## Task directions
Reproduce the entire listing word for word.

-- Begin --

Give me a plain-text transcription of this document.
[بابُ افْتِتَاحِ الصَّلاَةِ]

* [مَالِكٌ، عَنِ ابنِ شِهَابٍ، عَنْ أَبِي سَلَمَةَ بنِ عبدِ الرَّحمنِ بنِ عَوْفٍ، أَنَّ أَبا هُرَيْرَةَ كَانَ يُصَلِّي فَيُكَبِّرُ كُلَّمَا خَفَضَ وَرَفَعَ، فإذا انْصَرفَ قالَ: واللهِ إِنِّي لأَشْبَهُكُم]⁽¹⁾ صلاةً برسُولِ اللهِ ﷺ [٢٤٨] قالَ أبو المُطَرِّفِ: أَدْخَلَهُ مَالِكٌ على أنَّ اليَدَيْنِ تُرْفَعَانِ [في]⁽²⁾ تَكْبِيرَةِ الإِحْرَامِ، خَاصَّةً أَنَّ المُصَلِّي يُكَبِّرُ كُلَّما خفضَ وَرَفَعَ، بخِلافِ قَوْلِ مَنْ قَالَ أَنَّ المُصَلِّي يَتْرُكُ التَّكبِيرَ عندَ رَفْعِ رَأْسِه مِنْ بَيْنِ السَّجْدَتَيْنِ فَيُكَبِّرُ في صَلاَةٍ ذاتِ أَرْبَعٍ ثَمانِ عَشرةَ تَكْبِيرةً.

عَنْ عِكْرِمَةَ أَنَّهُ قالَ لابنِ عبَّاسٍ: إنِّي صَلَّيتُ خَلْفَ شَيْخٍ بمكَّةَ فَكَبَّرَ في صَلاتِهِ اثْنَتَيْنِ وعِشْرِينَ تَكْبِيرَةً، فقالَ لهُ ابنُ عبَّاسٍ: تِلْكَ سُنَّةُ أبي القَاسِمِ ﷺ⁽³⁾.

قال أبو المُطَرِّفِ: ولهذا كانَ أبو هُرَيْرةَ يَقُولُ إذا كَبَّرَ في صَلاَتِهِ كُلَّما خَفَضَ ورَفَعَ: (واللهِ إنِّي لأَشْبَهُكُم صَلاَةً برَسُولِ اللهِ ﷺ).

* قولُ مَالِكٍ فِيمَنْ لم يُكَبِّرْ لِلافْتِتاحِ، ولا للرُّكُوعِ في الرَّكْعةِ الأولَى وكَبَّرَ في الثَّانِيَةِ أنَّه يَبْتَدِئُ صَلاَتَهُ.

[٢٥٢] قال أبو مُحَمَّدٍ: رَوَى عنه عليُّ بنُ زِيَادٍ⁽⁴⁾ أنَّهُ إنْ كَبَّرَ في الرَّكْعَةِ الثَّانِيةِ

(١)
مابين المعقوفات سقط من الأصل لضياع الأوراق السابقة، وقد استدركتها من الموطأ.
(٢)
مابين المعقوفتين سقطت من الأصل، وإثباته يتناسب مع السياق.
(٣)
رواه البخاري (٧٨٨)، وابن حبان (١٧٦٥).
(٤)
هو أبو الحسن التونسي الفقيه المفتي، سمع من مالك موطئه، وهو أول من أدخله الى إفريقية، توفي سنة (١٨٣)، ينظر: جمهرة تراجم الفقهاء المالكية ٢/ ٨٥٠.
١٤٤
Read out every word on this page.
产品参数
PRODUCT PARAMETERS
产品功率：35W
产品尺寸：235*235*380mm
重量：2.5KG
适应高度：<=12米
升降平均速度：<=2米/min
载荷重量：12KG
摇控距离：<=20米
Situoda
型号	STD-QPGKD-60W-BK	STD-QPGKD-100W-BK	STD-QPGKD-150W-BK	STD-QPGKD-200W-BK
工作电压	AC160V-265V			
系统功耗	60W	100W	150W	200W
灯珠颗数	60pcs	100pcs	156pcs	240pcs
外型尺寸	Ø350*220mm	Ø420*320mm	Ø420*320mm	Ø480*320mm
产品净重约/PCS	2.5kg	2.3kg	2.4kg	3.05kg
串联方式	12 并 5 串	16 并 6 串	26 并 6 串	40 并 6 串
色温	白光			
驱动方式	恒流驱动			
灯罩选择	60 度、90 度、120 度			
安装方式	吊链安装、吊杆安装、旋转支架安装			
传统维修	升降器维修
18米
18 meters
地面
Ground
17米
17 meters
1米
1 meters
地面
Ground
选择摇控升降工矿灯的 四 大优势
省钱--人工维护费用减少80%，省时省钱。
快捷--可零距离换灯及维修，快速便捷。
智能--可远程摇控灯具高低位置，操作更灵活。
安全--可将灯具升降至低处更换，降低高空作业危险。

-- End --

## Written answer
Give me a plain-text transcription of this document.
[بابُ افْتِتَاحِ الصَّلاَةِ]

* [مَالِكٌ، عَنِ ابنِ شِهَابٍ، عَنْ أَبِي سَلَمَةَ بنِ عبدِ الرَّحمنِ بنِ عَوْفٍ، أَنَّ أَبا هُرَيْرَةَ كَانَ يُصَلِّي فَيُكَبِّرُ كُلَّمَا خَفَضَ وَرَفَعَ، فإذا انْصَرفَ قالَ: واللهِ إِنِّي لأَشْبَهُكُم]⁽¹⁾ صلاةً برسُولِ اللهِ ﷺ [٢٤٨] قالَ أبو المُطَرِّفِ: أَدْخَلَهُ مَالِكٌ على أنَّ اليَدَيْنِ تُرْفَعَانِ [في]⁽²⁾ تَكْبِيرَةِ الإِحْرَامِ، خَاصَّةً أَنَّ المُصَلِّي يُكَبِّرُ كُلَّما خفضَ وَرَفَعَ، بخِلافِ قَوْلِ مَنْ قَالَ أَنَّ المُصَلِّي يَتْرُكُ التَّكبِيرَ عندَ رَفْعِ رَأْسِه مِنْ بَيْنِ السَّجْدَتَيْنِ فَيُكَبِّرُ في صَلاَةٍ ذاتِ أَرْبَعٍ ثَمانِ عَشرةَ تَكْبِيرةً.

عَنْ عِكْرِمَةَ أَنَّهُ قالَ لابنِ عبَّاسٍ: إنِّي صَلَّيتُ خَلْفَ شَيْخٍ بمكَّةَ فَكَبَّرَ في صَلاتِهِ اثْنَتَيْنِ وعِشْرِينَ تَكْبِيرَةً، فقالَ لهُ ابنُ عبَّاسٍ: تِلْكَ سُنَّةُ أبي القَاسِمِ ﷺ⁽³⁾.

قال أبو المُطَرِّفِ: ولهذا كانَ أبو هُرَيْرةَ يَقُولُ إذا كَبَّرَ في صَلاَتِهِ كُلَّما خَفَضَ ورَفَعَ: (واللهِ إنِّي لأَشْبَهُكُم صَلاَةً برَسُولِ اللهِ ﷺ).

* قولُ مَالِكٍ فِيمَنْ لم يُكَبِّرْ لِلافْتِتاحِ، ولا للرُّكُوعِ في الرَّكْعةِ الأولَى وكَبَّرَ في الثَّانِيَةِ أنَّه يَبْتَدِئُ صَلاَتَهُ.

[٢٥٢] قال أبو مُحَمَّدٍ: رَوَى عنه عليُّ بنُ زِيَادٍ⁽⁴⁾ أنَّهُ إنْ كَبَّرَ في الرَّكْعَةِ الثَّانِيةِ

(١)
مابين المعقوفات سقط من الأصل لضياع الأوراق السابقة، وقد استدركتها من الموطأ.
(٢)
مابين المعقوفتين سقطت من الأصل، وإثباته يتناسب مع السياق.
(٣)
رواه البخاري (٧٨٨)، وابن حبان (١٧٦٥).
(٤)
هو أبو الحسن التونسي الفقيه المفتي، سمع من مالك موطئه، وهو أول من أدخله الى إفريقية، توفي سنة (١٨٣)، ينظر: جمهرة تراجم الفقهاء المالكية ٢/ ٨٥٠.
١٤٤
Read out every word on this page.
产品参数
PRODUCT PARAMETERS
产品功率：35W
产品尺寸：235*235*380mm
重量：2.5KG
适应高度：<=12米
升降平均速度：<=2米/min
载荷重量：12KG
摇控距离：<=20米
Situoda
型号	STD-QPGKD-60W-BK	STD-QPGKD-100W-BK	STD-QPGKD-150W-BK	STD-QPGKD-200W-BK
工作电压	AC160V-265V			
系统功耗	60W	100W	150W	200W
灯珠颗数	60pcs	100pcs	156pcs	240pcs
外型尺寸	Ø350*220mm	Ø420*320mm	Ø420*320mm	Ø480*320mm
产品净重约/PCS	2.5kg	2.3kg	2.4kg	3.05kg
串联方式	12 并 5 串	16 并 6 串	26 并 6 串	40 并 6 串
色温	白光			
驱动方式	恒流驱动			
灯罩选择	60 度、90 度、120 度			
安装方式	吊链安装、吊杆安装、旋转支架安装			
传统维修	升降器维修
18米
18 meters
地面
Ground
17米
17 meters
1米
1 meters
地面
Ground
选择摇控升降工矿灯的 四 大优势
省钱--人工维护费用减少80%，省时省钱。
快捷--可零距离换灯及维修，快速便捷。
智能--可远程摇控灯具高低位置，操作更灵活。
安全--可将灯具升降至低处更换，降低高空作业危险。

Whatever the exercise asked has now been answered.